- [Records for the exercise]
--

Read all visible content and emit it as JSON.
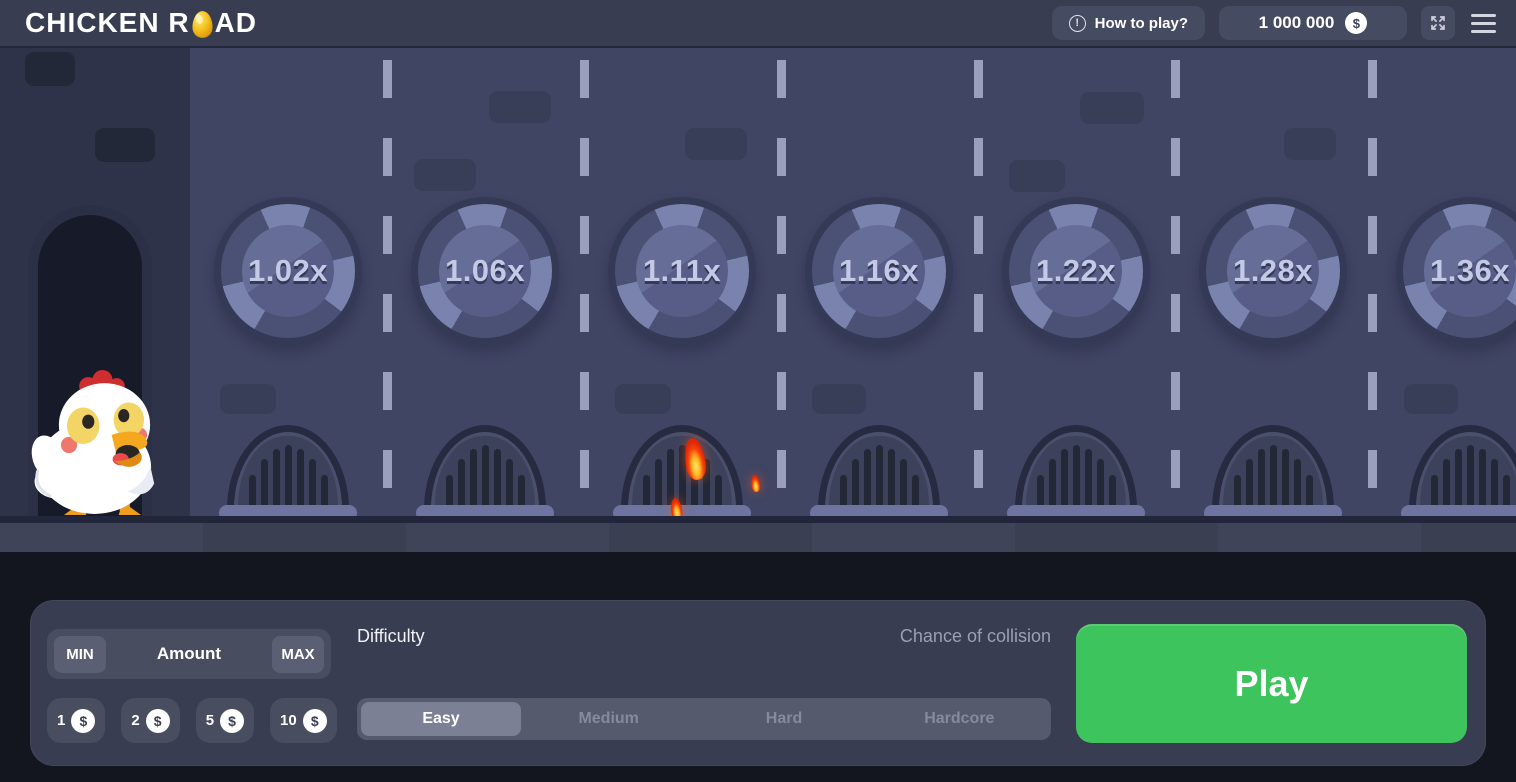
{
  "header": {
    "logo_part1": "CHICKEN R",
    "logo_part2": "AD",
    "how_to_play_label": "How to play?",
    "balance": "1 000 000",
    "currency_symbol": "$"
  },
  "icons": {
    "info": "!",
    "dollar": "$",
    "egg_logo": "egg",
    "fullscreen": "expand-arrows",
    "menu": "hamburger"
  },
  "game": {
    "lanes": [
      {
        "multiplier": "1.02x",
        "on_fire": false
      },
      {
        "multiplier": "1.06x",
        "on_fire": false
      },
      {
        "multiplier": "1.11x",
        "on_fire": true
      },
      {
        "multiplier": "1.16x",
        "on_fire": false
      },
      {
        "multiplier": "1.22x",
        "on_fire": false
      },
      {
        "multiplier": "1.28x",
        "on_fire": false
      },
      {
        "multiplier": "1.36x",
        "on_fire": false
      }
    ],
    "character": "chicken"
  },
  "controls": {
    "min_label": "MIN",
    "amount_label": "Amount",
    "max_label": "MAX",
    "chips": [
      {
        "value": "1",
        "currency": "$"
      },
      {
        "value": "2",
        "currency": "$"
      },
      {
        "value": "5",
        "currency": "$"
      },
      {
        "value": "10",
        "currency": "$"
      }
    ],
    "difficulty_label": "Difficulty",
    "chance_of_collision_label": "Chance of collision",
    "difficulties": [
      "Easy",
      "Medium",
      "Hard",
      "Hardcore"
    ],
    "selected_difficulty": "Easy",
    "play_label": "Play"
  },
  "colors": {
    "top_bar": "#383d51",
    "road": "#404564",
    "start_zone": "#2e3349",
    "lane_dash": "#a9afcc",
    "plate_text": "#c4c9e7",
    "grate_sill": "#6d74a0",
    "flame_orange": "#f5420e",
    "panel": "#383d51",
    "play_green": "#3ec45c",
    "egg_gold": "#f2b31c"
  }
}
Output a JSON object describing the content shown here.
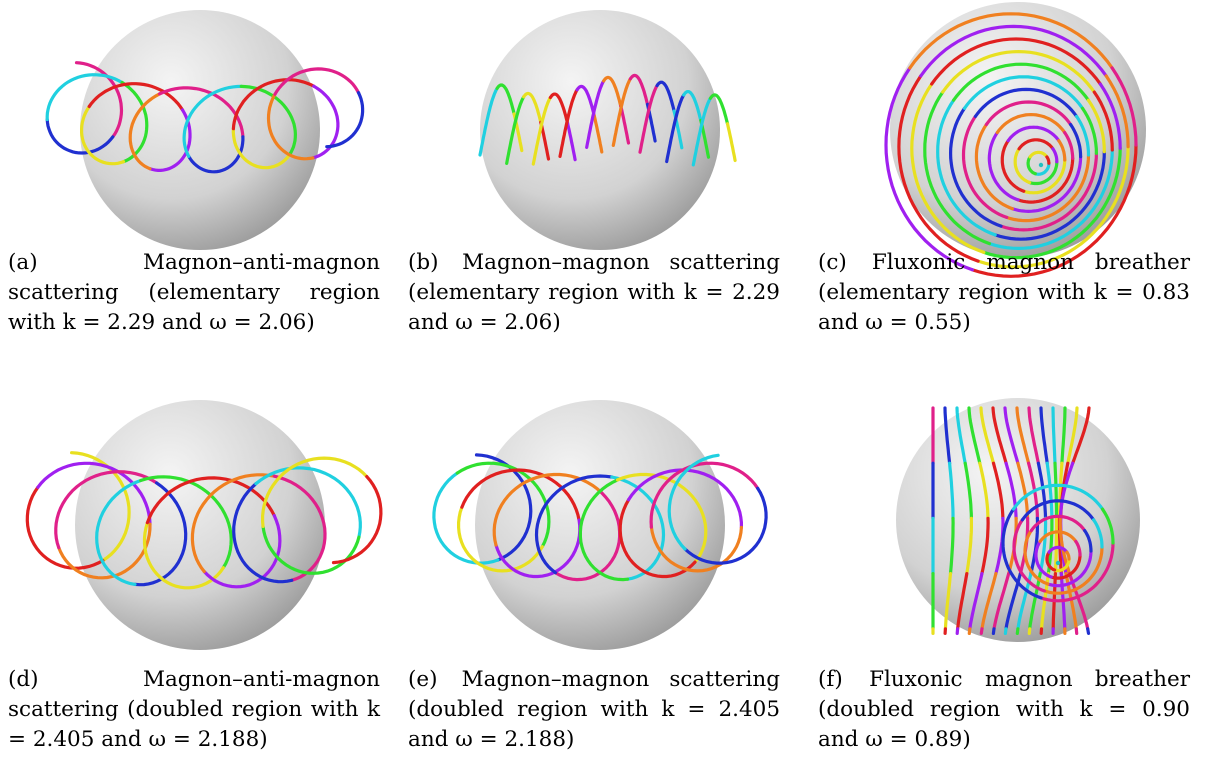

--

- [Directions for this task]
Repeat verbatim all the material, but not the pictures.

- [Answer to this problem]
Read all visible content and emit it as JSON.
{
  "header": {
    "logo_part1": "CHICKEN R",
    "logo_part2": "AD",
    "how_to_play_label": "How to play?",
    "balance": "1 000 000",
    "currency_symbol": "$"
  },
  "icons": {
    "info": "!",
    "dollar": "$",
    "egg_logo": "egg",
    "fullscreen": "expand-arrows",
    "menu": "hamburger"
  },
  "game": {
    "lanes": [
      {
        "multiplier": "1.02x",
        "on_fire": false
      },
      {
        "multiplier": "1.06x",
        "on_fire": false
      },
      {
        "multiplier": "1.11x",
        "on_fire": true
      },
      {
        "multiplier": "1.16x",
        "on_fire": false
      },
      {
        "multiplier": "1.22x",
        "on_fire": false
      },
      {
        "multiplier": "1.28x",
        "on_fire": false
      },
      {
        "multiplier": "1.36x",
        "on_fire": false
      }
    ],
    "character": "chicken"
  },
  "controls": {
    "min_label": "MIN",
    "amount_label": "Amount",
    "max_label": "MAX",
    "chips": [
      {
        "value": "1",
        "currency": "$"
      },
      {
        "value": "2",
        "currency": "$"
      },
      {
        "value": "5",
        "currency": "$"
      },
      {
        "value": "10",
        "currency": "$"
      }
    ],
    "difficulty_label": "Difficulty",
    "chance_of_collision_label": "Chance of collision",
    "difficulties": [
      "Easy",
      "Medium",
      "Hard",
      "Hardcore"
    ],
    "selected_difficulty": "Easy",
    "play_label": "Play"
  },
  "colors": {
    "top_bar": "#383d51",
    "road": "#404564",
    "start_zone": "#2e3349",
    "lane_dash": "#a9afcc",
    "plate_text": "#c4c9e7",
    "grate_sill": "#6d74a0",
    "flame_orange": "#f5420e",
    "panel": "#383d51",
    "play_green": "#3ec45c",
    "egg_gold": "#f2b31c"
  }
}
Output a JSON object describing the content shown here.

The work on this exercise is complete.